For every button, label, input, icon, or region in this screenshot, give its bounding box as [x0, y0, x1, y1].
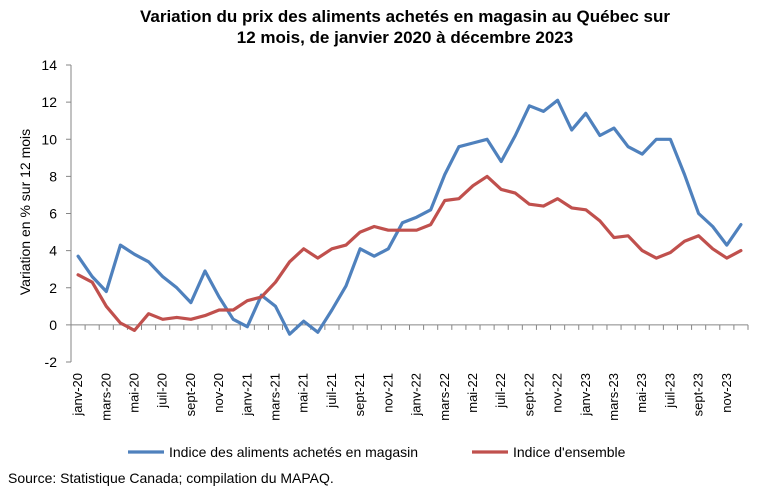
- y-tick-label: -2: [45, 354, 58, 370]
- chart-title: Variation du prix des aliments achetés e…: [40, 6, 765, 48]
- x-tick-label: mars-21: [268, 373, 283, 421]
- y-tick-label: 6: [49, 206, 57, 222]
- x-tick-label: juil-23: [662, 373, 677, 409]
- x-tick-label: mars-22: [437, 373, 452, 421]
- x-tick-label: sept-20: [183, 373, 198, 416]
- y-axis-label: Variation en % sur 12 mois: [17, 129, 33, 295]
- x-tick-label: juil-21: [324, 373, 339, 409]
- x-tick-label: sept-23: [691, 373, 706, 416]
- series-line-1: [76, 98, 743, 336]
- y-tick-label: 14: [41, 57, 57, 73]
- legend-label-2: Indice d'ensemble: [513, 444, 626, 460]
- legend: Indice des aliments achetés en magasin In…: [128, 444, 626, 460]
- x-tick-label: janv-21: [239, 373, 254, 417]
- source-note: Source: Statistique Canada; compilation …: [8, 470, 334, 486]
- x-tick-label: sept-22: [521, 373, 536, 416]
- x-tick-label: mai-22: [465, 373, 480, 413]
- x-tick-label: sept-21: [352, 373, 367, 416]
- x-axis: janv-20 mars-20 mai-20 juil-20 sept-20 nov-20…: [70, 324, 749, 421]
- y-tick-label: 4: [49, 243, 57, 259]
- x-tick-label: janv-22: [409, 373, 424, 417]
- y-tick-label: 0: [49, 317, 57, 333]
- x-tick-label: mars-23: [606, 373, 621, 421]
- y-tick-label: 8: [49, 168, 57, 184]
- chart-title-line-2: 12 mois, de janvier 2020 à décembre 2023: [236, 28, 574, 47]
- y-axis: -2 0 2 4 6 8 10 12 14: [41, 57, 72, 370]
- series-line-2: [76, 174, 743, 332]
- x-tick-label: juil-20: [155, 373, 170, 409]
- y-tick-label: 12: [41, 94, 57, 110]
- x-tick-label: mars-20: [98, 373, 113, 421]
- x-tick-label: nov-21: [380, 373, 395, 413]
- x-tick-label: nov-20: [211, 373, 226, 413]
- x-tick-label: mai-20: [126, 373, 141, 413]
- x-tick-label: janv-20: [70, 373, 85, 417]
- x-tick-label: mai-21: [296, 373, 311, 413]
- y-tick-label: 2: [49, 280, 57, 296]
- chart-title-line-1: Variation du prix des aliments achetés e…: [139, 7, 671, 26]
- x-tick-label: nov-22: [550, 373, 565, 413]
- x-tick-label: juil-22: [493, 373, 508, 409]
- series-lines: [76, 98, 743, 336]
- x-tick-label: nov-23: [719, 373, 734, 413]
- legend-label-1: Indice des aliments achetés en magasin: [169, 444, 418, 460]
- x-tick-label: janv-23: [578, 373, 593, 417]
- x-tick-label: mai-23: [634, 373, 649, 413]
- y-tick-label: 10: [41, 131, 57, 147]
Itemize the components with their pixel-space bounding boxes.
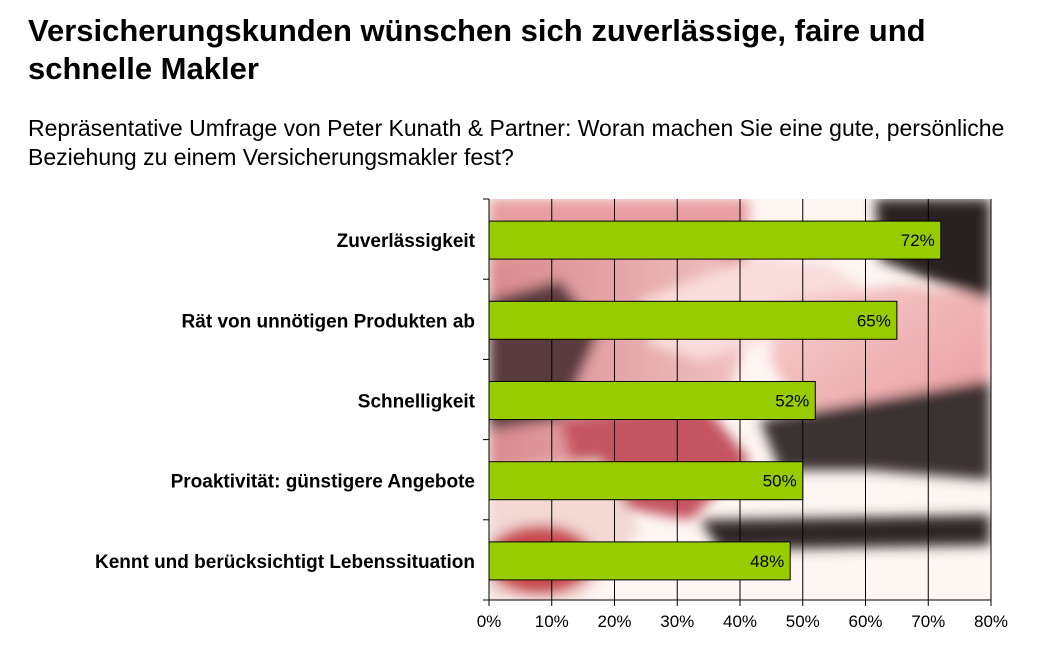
x-tick-label: 20% (597, 612, 631, 631)
x-tick-label: 80% (974, 612, 1008, 631)
category-label: Kennt und berücksichtigt Lebenssituation (95, 552, 475, 573)
bar (488, 461, 804, 501)
chart-title: Versicherungskunden wünschen sich zuverl… (28, 13, 926, 86)
x-tick-label: 0% (477, 612, 502, 631)
category-label: Schnelligkeit (358, 392, 476, 413)
x-tick-label: 40% (723, 612, 757, 631)
bar (488, 220, 942, 260)
category-label: Rät von unnötigen Produkten ab (182, 311, 475, 332)
category-labels: Zuverlässigkeit Rät von unnötigen Produkt… (95, 231, 476, 573)
x-tick-label: 50% (786, 612, 820, 631)
data-label: 72% (901, 231, 935, 250)
data-label: 50% (763, 472, 797, 491)
bar (488, 300, 898, 340)
x-tick-labels: 0% 10% 20% 30% 40% 50% 60% 70% 80% (477, 612, 1008, 631)
data-label: 48% (750, 552, 784, 571)
data-label: 52% (775, 392, 809, 411)
x-tick-label: 10% (535, 612, 569, 631)
x-tick-label: 60% (848, 612, 882, 631)
bars: 72% 65% 52% 50% 48% (488, 220, 942, 581)
axes (483, 198, 992, 606)
x-tick-label: 70% (911, 612, 945, 631)
bar (488, 541, 791, 581)
bar (488, 381, 816, 420)
chart-subtitle: Repräsentative Umfrage von Peter Kunath … (28, 115, 1005, 170)
data-label: 65% (857, 311, 891, 330)
x-tick-label: 30% (660, 612, 694, 631)
category-label: Proaktivität: günstigere Angebote (171, 472, 475, 493)
category-label: Zuverlässigkeit (337, 231, 476, 252)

# What is being asked
Convert every line of the records above into a JSON list of strings, one string per line, skipping blank lines and leaving out the picture placeholders.

# Problem solution
[
  "For every button, label, input, icon, or region in this screenshot, give its bounding box as [x0, y0, x1, y1].",
  "- y-tick-label: -2: [45, 354, 58, 370]",
  "- chart-title: Variation du prix des aliments achetés e…: [40, 6, 765, 48]",
  "- x-tick-label: mars-21: [268, 373, 283, 421]",
  "- y-tick-label: 6: [49, 206, 57, 222]",
  "- x-tick-label: juil-23: [662, 373, 677, 409]",
  "- x-tick-label: mars-22: [437, 373, 452, 421]",
  "- x-tick-label: sept-20: [183, 373, 198, 416]",
  "- y-axis-label: Variation en % sur 12 mois: [17, 129, 33, 295]",
  "- x-tick-label: juil-21: [324, 373, 339, 409]",
  "- x-tick-label: sept-23: [691, 373, 706, 416]",
  "- series-line-1: [76, 98, 743, 336]",
  "- y-tick-label: 14: [41, 57, 57, 73]",
  "- legend-label-2: Indice d'ensemble: [513, 444, 626, 460]",
  "- legend: Indice des aliments achetés en magasin In…: [128, 444, 626, 460]",
  "- x-tick-label: janv-21: [239, 373, 254, 417]",
  "- source-note: Source: Statistique Canada; compilation …: [8, 470, 334, 486]",
  "- x-tick-label: sept-22: [521, 373, 536, 416]",
  "- x-tick-label: mai-22: [465, 373, 480, 413]",
  "- x-tick-label: sept-21: [352, 373, 367, 416]",
  "- x-axis: janv-20 mars-20 mai-20 juil-20 sept-20 nov-20…: [70, 324, 749, 421]",
  "- y-tick-label: 4: [49, 243, 57, 259]",
  "- x-tick-label: janv-22: [409, 373, 424, 417]",
  "- y-tick-label: 0: [49, 317, 57, 333]",
  "- x-tick-label: mars-23: [606, 373, 621, 421]",
  "- y-tick-label: 8: [49, 168, 57, 184]",
  "- chart-title-line-2: 12 mois, de janvier 2020 à décembre 2023: [236, 28, 574, 47]",
  "- y-axis: -2 0 2 4 6 8 10 12 14: [41, 57, 72, 370]",
  "- series-line-2: [76, 174, 743, 332]",
  "- x-tick-label: juil-20: [155, 373, 170, 409]",
  "- y-tick-label: 12: [41, 94, 57, 110]",
  "- x-tick-label: mars-20: [98, 373, 113, 421]",
  "- x-tick-label: nov-21: [380, 373, 395, 413]",
  "- x-tick-label: nov-20: [211, 373, 226, 413]",
  "- x-tick-label: mai-20: [126, 373, 141, 413]",
  "- x-tick-label: janv-20: [70, 373, 85, 417]",
  "- x-tick-label: mai-21: [296, 373, 311, 413]",
  "- y-tick-label: 2: [49, 280, 57, 296]",
  "- chart-title-line-1: Variation du prix des aliments achetés e…: [139, 7, 671, 26]",
  "- x-tick-label: nov-22: [550, 373, 565, 413]",
  "- x-tick-label: juil-22: [493, 373, 508, 409]",
  "- series-lines: [76, 98, 743, 336]",
  "- x-tick-label: nov-23: [719, 373, 734, 413]",
  "- legend-label-1: Indice des aliments achetés en magasin: [169, 444, 418, 460]",
  "- x-tick-label: janv-23: [578, 373, 593, 417]",
  "- x-tick-label: mai-23: [634, 373, 649, 413]",
  "- y-tick-label: 10: [41, 131, 57, 147]",
  "Itemize the components with their pixel-space bounding boxes.",
  "x-tick-label: 20% (597, 612, 631, 631)",
  "x-tick-label: 80% (974, 612, 1008, 631)",
  "category-label: Kennt und berücksichtigt Lebenssituation (95, 552, 475, 573)",
  "bar (488, 461, 804, 501)",
  "chart-title: Versicherungskunden wünschen sich zuverl… (28, 13, 926, 86)",
  "x-tick-label: 0% (477, 612, 502, 631)",
  "category-label: Schnelligkeit (358, 392, 476, 413)",
  "x-tick-label: 40% (723, 612, 757, 631)",
  "bar (488, 220, 942, 260)",
  "category-label: Rät von unnötigen Produkten ab (182, 311, 475, 332)",
  "category-labels: Zuverlässigkeit Rät von unnötigen Produkt… (95, 231, 476, 573)",
  "x-tick-label: 50% (786, 612, 820, 631)",
  "data-label: 72% (901, 231, 935, 250)",
  "data-label: 50% (763, 472, 797, 491)",
  "bar (488, 300, 898, 340)",
  "x-tick-labels: 0% 10% 20% 30% 40% 50% 60% 70% 80% (477, 612, 1008, 631)",
  "data-label: 48% (750, 552, 784, 571)",
  "data-label: 52% (775, 392, 809, 411)",
  "x-tick-label: 10% (535, 612, 569, 631)",
  "x-tick-label: 60% (848, 612, 882, 631)",
  "bars: 72% 65% 52% 50% 48% (488, 220, 942, 581)",
  "axes (483, 198, 992, 606)",
  "x-tick-label: 70% (911, 612, 945, 631)",
  "bar (488, 541, 791, 581)",
  "bar (488, 381, 816, 420)",
  "chart-subtitle: Repräsentative Umfrage von Peter Kunath … (28, 115, 1005, 170)",
  "data-label: 65% (857, 311, 891, 330)",
  "x-tick-label: 30% (660, 612, 694, 631)",
  "category-label: Proaktivität: günstigere Angebote (171, 472, 475, 493)",
  "category-label: Zuverlässigkeit (337, 231, 476, 252)"
]